*** RECORDS PROVIDED

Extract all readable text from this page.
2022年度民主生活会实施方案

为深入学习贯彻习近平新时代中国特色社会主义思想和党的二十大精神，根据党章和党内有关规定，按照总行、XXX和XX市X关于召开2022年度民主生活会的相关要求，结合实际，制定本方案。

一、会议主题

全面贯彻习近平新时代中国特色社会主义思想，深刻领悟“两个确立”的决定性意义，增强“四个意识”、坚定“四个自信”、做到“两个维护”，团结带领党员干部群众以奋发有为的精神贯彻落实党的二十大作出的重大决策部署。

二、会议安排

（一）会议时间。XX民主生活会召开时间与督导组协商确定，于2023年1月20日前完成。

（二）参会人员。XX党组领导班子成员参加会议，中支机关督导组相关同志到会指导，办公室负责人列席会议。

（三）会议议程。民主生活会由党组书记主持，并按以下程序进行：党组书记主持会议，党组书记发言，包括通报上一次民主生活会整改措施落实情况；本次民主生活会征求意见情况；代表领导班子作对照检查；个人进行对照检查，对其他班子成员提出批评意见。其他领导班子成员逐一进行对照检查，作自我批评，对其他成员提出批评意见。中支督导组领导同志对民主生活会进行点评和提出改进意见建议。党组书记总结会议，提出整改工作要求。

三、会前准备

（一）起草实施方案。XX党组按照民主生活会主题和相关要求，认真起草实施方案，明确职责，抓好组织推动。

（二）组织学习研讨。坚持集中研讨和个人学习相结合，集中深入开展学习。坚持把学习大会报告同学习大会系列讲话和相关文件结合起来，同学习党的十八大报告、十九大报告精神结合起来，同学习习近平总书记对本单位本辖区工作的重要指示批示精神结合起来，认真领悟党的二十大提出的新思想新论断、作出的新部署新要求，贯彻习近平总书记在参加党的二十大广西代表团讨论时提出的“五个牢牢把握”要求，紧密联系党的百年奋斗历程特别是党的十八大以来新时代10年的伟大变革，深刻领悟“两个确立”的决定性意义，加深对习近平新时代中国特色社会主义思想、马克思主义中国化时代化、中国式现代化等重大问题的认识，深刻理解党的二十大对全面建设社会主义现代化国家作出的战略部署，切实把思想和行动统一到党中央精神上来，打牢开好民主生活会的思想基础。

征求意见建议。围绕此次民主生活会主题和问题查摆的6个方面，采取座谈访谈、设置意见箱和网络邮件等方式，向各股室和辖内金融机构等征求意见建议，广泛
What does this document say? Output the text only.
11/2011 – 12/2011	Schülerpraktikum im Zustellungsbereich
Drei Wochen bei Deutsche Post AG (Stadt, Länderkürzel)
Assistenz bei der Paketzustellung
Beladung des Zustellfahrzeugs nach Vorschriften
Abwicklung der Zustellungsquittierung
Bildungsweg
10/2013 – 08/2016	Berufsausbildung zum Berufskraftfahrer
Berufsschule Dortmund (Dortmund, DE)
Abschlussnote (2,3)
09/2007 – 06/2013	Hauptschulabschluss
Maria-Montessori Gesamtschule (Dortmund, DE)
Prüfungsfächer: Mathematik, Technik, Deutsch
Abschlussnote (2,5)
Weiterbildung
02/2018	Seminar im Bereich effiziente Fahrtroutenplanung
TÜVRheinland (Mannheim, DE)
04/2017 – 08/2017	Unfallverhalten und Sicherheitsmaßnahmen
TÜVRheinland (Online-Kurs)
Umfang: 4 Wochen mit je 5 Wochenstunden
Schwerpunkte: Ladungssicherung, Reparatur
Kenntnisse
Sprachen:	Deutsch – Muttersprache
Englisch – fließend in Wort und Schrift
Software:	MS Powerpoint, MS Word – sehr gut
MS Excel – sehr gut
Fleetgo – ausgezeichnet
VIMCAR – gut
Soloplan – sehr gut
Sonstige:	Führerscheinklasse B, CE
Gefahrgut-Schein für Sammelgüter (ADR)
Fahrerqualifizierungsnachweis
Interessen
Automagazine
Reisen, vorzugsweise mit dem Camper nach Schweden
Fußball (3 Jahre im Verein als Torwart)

******

### PROBLEM TO WORK ON:
Write out all of the records above exactly as they appear.

### TASK RESPONSE:
Extract all readable text from this page.
2022年度民主生活会实施方案

为深入学习贯彻习近平新时代中国特色社会主义思想和党的二十大精神，根据党章和党内有关规定，按照总行、XXX和XX市X关于召开2022年度民主生活会的相关要求，结合实际，制定本方案。

一、会议主题

全面贯彻习近平新时代中国特色社会主义思想，深刻领悟“两个确立”的决定性意义，增强“四个意识”、坚定“四个自信”、做到“两个维护”，团结带领党员干部群众以奋发有为的精神贯彻落实党的二十大作出的重大决策部署。

二、会议安排

（一）会议时间。XX民主生活会召开时间与督导组协商确定，于2023年1月20日前完成。

（二）参会人员。XX党组领导班子成员参加会议，中支机关督导组相关同志到会指导，办公室负责人列席会议。

（三）会议议程。民主生活会由党组书记主持，并按以下程序进行：党组书记主持会议，党组书记发言，包括通报上一次民主生活会整改措施落实情况；本次民主生活会征求意见情况；代表领导班子作对照检查；个人进行对照检查，对其他班子成员提出批评意见。其他领导班子成员逐一进行对照检查，作自我批评，对其他成员提出批评意见。中支督导组领导同志对民主生活会进行点评和提出改进意见建议。党组书记总结会议，提出整改工作要求。

三、会前准备

（一）起草实施方案。XX党组按照民主生活会主题和相关要求，认真起草实施方案，明确职责，抓好组织推动。

（二）组织学习研讨。坚持集中研讨和个人学习相结合，集中深入开展学习。坚持把学习大会报告同学习大会系列讲话和相关文件结合起来，同学习党的十八大报告、十九大报告精神结合起来，同学习习近平总书记对本单位本辖区工作的重要指示批示精神结合起来，认真领悟党的二十大提出的新思想新论断、作出的新部署新要求，贯彻习近平总书记在参加党的二十大广西代表团讨论时提出的“五个牢牢把握”要求，紧密联系党的百年奋斗历程特别是党的十八大以来新时代10年的伟大变革，深刻领悟“两个确立”的决定性意义，加深对习近平新时代中国特色社会主义思想、马克思主义中国化时代化、中国式现代化等重大问题的认识，深刻理解党的二十大对全面建设社会主义现代化国家作出的战略部署，切实把思想和行动统一到党中央精神上来，打牢开好民主生活会的思想基础。

征求意见建议。围绕此次民主生活会主题和问题查摆的6个方面，采取座谈访谈、设置意见箱和网络邮件等方式，向各股室和辖内金融机构等征求意见建议，广泛
What does this document say? Output the text only.
11/2011 – 12/2011	Schülerpraktikum im Zustellungsbereich
Drei Wochen bei Deutsche Post AG (Stadt, Länderkürzel)
Assistenz bei der Paketzustellung
Beladung des Zustellfahrzeugs nach Vorschriften
Abwicklung der Zustellungsquittierung
Bildungsweg
10/2013 – 08/2016	Berufsausbildung zum Berufskraftfahrer
Berufsschule Dortmund (Dortmund, DE)
Abschlussnote (2,3)
09/2007 – 06/2013	Hauptschulabschluss
Maria-Montessori Gesamtschule (Dortmund, DE)
Prüfungsfächer: Mathematik, Technik, Deutsch
Abschlussnote (2,5)
Weiterbildung
02/2018	Seminar im Bereich effiziente Fahrtroutenplanung
TÜVRheinland (Mannheim, DE)
04/2017 – 08/2017	Unfallverhalten und Sicherheitsmaßnahmen
TÜVRheinland (Online-Kurs)
Umfang: 4 Wochen mit je 5 Wochenstunden
Schwerpunkte: Ladungssicherung, Reparatur
Kenntnisse
Sprachen:	Deutsch – Muttersprache
Englisch – fließend in Wort und Schrift
Software:	MS Powerpoint, MS Word – sehr gut
MS Excel – sehr gut
Fleetgo – ausgezeichnet
VIMCAR – gut
Soloplan – sehr gut
Sonstige:	Führerscheinklasse B, CE
Gefahrgut-Schein für Sammelgüter (ADR)
Fahrerqualifizierungsnachweis
Interessen
Automagazine
Reisen, vorzugsweise mit dem Camper nach Schweden
Fußball (3 Jahre im Verein als Torwart)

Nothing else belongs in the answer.